-- BEGIN TASK MATERIAL --

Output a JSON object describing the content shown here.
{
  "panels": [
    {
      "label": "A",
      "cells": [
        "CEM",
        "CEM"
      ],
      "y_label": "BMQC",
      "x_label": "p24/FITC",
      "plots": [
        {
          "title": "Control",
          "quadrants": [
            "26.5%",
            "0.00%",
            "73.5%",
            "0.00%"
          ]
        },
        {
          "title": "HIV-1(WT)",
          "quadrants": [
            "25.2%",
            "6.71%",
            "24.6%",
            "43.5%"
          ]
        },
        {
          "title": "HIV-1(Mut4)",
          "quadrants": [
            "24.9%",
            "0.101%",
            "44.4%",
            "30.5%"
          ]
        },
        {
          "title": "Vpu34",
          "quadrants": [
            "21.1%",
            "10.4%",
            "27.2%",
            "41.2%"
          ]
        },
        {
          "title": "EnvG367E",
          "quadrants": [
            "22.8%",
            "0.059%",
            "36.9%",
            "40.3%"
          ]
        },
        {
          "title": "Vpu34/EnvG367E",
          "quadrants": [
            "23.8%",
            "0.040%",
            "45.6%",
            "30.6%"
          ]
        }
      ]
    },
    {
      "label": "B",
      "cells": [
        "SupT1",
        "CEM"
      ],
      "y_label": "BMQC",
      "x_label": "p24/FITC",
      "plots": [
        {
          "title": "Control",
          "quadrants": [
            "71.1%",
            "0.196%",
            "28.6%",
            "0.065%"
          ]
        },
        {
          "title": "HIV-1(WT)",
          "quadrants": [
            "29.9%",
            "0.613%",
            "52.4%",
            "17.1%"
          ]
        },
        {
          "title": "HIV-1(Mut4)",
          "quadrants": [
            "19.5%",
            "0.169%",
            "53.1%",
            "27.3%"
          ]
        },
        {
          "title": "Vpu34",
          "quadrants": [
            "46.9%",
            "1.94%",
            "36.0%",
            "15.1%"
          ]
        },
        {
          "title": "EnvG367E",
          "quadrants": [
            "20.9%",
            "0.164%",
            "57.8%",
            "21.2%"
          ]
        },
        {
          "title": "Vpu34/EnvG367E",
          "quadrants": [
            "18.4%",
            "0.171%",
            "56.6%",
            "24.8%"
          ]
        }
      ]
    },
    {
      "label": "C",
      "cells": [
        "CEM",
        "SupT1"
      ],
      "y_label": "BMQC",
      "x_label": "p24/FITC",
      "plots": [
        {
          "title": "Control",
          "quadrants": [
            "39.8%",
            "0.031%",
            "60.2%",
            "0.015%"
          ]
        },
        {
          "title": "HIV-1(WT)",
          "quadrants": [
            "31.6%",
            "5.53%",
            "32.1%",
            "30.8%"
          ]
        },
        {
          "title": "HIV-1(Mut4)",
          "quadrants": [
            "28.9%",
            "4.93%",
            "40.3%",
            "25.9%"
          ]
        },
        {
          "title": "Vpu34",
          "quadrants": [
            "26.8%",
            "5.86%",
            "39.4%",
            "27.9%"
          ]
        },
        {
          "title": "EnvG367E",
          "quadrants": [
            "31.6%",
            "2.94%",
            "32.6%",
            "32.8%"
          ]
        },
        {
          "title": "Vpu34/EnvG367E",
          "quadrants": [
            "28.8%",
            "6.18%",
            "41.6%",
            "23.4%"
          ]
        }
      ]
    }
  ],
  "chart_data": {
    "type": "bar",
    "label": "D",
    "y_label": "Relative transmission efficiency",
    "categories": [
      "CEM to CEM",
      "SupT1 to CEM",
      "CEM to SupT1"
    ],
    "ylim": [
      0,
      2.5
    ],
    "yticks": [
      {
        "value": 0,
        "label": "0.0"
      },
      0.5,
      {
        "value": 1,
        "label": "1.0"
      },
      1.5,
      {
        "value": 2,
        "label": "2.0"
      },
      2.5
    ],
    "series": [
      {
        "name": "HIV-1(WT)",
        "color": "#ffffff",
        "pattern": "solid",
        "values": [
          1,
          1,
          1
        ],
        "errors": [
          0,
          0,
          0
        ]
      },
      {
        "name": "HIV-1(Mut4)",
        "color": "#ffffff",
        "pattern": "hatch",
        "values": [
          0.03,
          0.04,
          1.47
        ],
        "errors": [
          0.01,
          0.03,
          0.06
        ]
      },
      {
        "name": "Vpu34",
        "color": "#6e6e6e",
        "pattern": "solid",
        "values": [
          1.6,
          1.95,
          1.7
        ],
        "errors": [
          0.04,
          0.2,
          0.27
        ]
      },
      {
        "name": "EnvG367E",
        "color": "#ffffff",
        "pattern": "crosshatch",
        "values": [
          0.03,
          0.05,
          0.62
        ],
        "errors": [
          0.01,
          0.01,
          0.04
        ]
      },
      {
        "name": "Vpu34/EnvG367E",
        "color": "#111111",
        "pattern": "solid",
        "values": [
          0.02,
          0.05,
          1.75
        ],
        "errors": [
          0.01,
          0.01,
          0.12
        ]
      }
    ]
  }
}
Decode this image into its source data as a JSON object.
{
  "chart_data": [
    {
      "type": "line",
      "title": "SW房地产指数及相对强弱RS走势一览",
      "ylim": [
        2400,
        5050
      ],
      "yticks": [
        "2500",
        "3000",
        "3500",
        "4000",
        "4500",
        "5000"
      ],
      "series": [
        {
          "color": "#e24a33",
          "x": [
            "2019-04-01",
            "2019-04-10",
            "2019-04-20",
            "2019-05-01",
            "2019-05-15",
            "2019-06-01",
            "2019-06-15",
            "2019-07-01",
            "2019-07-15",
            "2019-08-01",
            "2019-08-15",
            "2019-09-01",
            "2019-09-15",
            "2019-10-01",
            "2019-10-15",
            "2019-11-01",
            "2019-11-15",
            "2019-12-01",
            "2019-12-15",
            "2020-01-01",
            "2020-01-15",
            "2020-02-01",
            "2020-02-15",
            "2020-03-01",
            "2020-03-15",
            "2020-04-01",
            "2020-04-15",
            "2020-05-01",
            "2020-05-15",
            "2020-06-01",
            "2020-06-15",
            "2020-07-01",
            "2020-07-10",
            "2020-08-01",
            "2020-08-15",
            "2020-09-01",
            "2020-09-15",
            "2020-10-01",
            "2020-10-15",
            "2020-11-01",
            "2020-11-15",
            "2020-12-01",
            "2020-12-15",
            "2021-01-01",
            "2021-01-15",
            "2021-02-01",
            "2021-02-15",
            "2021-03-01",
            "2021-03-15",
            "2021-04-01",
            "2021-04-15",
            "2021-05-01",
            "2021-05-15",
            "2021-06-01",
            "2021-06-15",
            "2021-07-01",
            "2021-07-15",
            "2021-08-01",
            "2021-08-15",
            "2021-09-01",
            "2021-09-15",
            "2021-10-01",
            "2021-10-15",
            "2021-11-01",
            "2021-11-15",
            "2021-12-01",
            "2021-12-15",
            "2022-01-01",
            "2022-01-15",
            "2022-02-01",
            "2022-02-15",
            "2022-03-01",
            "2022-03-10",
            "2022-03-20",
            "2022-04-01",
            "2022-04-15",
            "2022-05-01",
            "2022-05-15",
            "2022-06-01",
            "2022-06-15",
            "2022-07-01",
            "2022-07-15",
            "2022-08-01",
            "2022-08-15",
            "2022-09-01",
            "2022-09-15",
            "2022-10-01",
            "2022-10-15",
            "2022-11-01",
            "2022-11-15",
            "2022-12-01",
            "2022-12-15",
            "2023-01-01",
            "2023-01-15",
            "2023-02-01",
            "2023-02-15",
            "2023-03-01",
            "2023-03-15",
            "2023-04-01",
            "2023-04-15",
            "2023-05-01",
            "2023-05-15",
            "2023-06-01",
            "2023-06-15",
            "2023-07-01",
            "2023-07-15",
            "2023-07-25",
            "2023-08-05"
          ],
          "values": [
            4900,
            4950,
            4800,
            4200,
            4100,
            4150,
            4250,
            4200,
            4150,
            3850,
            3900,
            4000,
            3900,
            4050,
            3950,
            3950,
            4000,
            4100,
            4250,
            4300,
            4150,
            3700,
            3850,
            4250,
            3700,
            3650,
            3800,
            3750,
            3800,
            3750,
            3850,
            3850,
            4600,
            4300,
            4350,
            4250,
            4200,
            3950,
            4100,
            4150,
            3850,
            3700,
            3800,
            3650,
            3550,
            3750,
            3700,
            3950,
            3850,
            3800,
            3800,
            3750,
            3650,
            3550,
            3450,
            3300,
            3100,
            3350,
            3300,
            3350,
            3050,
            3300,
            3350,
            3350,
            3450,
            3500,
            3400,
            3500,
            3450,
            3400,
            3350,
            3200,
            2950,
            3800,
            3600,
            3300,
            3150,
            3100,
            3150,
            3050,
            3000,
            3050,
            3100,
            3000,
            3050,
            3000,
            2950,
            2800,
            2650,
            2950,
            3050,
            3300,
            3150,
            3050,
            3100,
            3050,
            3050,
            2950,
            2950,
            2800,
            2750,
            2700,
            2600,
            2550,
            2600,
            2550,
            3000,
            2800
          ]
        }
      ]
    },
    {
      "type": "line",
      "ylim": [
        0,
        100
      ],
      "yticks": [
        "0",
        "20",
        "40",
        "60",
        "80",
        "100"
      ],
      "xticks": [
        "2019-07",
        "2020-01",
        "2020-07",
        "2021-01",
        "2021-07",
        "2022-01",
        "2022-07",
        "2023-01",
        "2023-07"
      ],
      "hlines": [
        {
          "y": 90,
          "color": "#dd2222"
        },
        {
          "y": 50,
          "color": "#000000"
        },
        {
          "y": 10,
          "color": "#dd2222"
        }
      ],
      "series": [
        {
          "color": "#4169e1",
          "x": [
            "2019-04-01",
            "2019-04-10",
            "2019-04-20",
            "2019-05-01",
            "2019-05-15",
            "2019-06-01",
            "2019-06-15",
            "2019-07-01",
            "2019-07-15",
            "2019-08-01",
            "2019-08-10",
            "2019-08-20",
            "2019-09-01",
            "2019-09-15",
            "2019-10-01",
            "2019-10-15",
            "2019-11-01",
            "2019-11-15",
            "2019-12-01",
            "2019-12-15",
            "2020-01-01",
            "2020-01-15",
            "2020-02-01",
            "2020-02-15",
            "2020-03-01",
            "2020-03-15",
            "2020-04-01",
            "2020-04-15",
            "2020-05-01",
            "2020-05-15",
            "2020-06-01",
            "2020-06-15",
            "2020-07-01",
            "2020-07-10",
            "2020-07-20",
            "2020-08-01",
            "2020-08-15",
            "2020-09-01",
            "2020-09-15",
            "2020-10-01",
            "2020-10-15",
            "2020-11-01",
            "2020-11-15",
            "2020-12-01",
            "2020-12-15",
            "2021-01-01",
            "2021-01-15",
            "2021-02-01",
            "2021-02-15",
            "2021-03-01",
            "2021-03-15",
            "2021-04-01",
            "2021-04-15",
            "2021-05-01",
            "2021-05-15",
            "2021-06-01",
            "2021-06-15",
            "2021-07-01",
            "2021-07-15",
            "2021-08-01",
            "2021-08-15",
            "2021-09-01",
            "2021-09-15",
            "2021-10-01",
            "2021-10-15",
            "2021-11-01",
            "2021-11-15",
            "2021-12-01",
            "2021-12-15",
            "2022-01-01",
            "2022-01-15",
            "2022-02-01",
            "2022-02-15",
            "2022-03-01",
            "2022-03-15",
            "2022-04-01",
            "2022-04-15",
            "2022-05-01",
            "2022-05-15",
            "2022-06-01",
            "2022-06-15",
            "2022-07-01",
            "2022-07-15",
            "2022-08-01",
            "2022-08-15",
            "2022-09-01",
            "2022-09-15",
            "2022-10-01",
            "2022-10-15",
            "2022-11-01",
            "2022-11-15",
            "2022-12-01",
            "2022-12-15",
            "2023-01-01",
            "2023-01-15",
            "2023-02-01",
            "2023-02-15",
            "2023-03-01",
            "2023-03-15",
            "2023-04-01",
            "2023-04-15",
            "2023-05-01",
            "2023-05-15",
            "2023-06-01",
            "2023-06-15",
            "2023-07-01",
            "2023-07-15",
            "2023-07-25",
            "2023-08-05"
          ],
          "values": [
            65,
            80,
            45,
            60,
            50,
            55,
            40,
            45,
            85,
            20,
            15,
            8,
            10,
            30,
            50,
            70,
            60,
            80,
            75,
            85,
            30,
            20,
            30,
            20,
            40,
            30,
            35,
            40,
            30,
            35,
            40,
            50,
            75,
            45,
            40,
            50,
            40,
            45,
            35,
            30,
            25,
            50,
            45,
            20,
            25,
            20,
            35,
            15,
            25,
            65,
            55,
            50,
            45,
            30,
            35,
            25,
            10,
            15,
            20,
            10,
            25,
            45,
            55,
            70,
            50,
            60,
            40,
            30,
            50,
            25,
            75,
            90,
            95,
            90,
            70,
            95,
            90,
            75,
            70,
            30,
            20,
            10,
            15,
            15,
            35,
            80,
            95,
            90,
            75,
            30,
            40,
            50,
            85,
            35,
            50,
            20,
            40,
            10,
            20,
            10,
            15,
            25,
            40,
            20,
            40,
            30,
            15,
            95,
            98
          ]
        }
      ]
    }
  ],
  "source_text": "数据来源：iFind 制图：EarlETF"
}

-- END TASK MATERIAL --

From the listing above, copy out each line where the word "color" appears.

RESPONSE:
        "color": "#ffffff",
        "color": "#ffffff",
        "color": "#6e6e6e",
        "color": "#ffffff",
        "color": "#111111",
          "color": "#e24a33",
          "color": "#dd2222"
          "color": "#000000"
          "color": "#dd2222"
          "color": "#4169e1",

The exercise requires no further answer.